Lift out each line of the data that holds "Advisor".

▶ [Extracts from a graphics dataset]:
— START —

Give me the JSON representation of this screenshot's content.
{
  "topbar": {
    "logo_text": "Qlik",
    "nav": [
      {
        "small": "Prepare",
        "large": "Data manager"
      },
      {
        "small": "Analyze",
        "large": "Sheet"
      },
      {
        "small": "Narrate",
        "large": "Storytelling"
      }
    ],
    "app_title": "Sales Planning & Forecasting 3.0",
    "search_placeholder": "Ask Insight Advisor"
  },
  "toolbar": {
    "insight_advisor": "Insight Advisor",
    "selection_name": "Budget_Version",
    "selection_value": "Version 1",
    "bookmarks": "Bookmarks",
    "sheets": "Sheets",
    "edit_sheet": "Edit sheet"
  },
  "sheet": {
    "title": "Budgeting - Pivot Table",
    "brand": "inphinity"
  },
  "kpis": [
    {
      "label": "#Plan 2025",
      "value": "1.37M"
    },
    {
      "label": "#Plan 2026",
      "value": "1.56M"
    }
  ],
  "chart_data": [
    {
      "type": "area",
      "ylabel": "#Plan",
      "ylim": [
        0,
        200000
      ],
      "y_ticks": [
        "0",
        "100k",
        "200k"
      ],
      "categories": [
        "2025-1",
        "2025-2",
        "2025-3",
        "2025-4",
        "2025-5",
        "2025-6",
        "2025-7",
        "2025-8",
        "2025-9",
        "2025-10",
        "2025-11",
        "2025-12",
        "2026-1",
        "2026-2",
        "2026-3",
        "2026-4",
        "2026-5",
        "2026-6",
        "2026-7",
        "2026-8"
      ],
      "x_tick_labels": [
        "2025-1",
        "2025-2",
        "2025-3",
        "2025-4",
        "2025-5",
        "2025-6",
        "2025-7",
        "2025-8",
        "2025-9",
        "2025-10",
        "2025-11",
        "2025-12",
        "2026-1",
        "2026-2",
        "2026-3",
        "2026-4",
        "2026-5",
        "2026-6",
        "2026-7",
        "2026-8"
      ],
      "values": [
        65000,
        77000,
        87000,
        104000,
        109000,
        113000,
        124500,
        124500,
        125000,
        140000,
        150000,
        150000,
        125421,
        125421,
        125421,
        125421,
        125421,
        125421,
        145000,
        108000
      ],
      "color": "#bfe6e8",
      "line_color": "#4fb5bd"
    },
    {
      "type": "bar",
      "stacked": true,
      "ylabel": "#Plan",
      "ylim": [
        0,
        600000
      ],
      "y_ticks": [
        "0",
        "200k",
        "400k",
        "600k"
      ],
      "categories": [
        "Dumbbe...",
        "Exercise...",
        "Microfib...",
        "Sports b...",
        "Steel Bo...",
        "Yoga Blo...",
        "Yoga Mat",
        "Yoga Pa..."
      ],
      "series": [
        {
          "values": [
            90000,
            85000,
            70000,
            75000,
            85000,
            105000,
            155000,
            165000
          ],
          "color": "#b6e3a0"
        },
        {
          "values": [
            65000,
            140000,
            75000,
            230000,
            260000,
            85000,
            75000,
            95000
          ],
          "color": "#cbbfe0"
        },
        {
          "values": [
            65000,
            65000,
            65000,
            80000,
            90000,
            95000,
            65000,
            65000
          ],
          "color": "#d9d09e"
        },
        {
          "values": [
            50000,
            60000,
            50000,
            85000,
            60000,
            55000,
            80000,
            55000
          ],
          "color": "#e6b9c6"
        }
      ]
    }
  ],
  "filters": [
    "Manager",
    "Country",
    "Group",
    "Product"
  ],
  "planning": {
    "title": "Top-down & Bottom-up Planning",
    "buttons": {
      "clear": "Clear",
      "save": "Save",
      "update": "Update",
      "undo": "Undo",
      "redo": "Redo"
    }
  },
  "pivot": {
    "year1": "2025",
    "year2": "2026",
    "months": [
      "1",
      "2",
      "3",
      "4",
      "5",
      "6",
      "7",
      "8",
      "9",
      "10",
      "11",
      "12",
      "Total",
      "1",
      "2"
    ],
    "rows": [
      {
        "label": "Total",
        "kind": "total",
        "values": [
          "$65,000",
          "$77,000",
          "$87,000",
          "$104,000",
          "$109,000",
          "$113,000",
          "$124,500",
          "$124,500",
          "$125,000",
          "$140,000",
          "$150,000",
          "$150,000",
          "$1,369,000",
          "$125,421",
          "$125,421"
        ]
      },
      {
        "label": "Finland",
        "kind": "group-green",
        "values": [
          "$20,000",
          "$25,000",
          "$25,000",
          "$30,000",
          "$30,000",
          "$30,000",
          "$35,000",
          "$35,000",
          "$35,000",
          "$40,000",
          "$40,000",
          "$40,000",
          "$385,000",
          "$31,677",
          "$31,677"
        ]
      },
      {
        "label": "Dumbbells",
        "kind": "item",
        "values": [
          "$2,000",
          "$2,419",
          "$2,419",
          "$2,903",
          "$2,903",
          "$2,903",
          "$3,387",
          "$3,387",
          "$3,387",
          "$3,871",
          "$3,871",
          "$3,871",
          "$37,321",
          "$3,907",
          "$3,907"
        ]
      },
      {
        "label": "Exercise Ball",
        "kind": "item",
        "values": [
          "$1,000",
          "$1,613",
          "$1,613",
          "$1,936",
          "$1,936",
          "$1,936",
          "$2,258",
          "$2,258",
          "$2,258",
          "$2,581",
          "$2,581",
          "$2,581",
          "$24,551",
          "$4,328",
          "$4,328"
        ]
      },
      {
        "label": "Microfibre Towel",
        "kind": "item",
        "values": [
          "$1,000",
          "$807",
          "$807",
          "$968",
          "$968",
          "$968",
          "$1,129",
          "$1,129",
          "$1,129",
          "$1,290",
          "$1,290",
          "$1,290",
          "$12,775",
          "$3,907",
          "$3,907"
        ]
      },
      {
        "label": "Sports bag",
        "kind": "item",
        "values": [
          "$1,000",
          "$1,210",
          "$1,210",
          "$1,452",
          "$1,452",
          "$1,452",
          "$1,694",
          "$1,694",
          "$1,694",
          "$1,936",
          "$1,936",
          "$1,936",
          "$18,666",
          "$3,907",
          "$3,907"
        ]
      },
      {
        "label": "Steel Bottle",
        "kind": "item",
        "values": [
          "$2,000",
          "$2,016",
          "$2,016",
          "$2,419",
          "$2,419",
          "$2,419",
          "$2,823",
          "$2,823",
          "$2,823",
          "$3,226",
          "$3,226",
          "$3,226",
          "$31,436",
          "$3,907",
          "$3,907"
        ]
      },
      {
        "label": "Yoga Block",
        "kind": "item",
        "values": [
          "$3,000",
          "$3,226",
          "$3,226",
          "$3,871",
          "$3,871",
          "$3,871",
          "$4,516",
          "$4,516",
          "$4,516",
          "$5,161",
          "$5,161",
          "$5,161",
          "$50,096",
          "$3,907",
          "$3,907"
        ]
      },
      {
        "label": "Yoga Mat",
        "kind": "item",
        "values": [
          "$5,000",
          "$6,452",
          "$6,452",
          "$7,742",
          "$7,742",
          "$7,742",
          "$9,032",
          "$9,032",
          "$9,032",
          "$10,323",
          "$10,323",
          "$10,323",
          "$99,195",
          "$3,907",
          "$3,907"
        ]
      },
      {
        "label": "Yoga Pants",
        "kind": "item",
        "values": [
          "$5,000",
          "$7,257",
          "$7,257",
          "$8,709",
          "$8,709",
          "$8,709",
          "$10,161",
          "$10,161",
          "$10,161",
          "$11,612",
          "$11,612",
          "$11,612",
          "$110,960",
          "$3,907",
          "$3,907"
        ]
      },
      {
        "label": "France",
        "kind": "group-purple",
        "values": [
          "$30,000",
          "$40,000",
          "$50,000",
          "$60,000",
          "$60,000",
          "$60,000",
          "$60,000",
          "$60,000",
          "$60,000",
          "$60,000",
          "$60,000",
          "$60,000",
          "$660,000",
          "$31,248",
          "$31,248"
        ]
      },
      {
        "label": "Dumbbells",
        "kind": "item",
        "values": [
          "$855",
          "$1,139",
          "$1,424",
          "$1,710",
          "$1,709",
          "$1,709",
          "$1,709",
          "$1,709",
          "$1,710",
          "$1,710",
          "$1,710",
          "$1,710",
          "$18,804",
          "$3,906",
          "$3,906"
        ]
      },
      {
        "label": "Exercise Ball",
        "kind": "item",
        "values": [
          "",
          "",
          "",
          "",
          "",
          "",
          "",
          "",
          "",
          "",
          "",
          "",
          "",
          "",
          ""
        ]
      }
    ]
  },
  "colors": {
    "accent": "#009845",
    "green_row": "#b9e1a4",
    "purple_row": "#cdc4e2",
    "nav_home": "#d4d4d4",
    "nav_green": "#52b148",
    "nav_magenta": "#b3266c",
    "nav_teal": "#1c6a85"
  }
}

— END —

▶ [Written solution]:
    "search_placeholder": "Ask Insight Advisor"
    "insight_advisor": "Insight Advisor",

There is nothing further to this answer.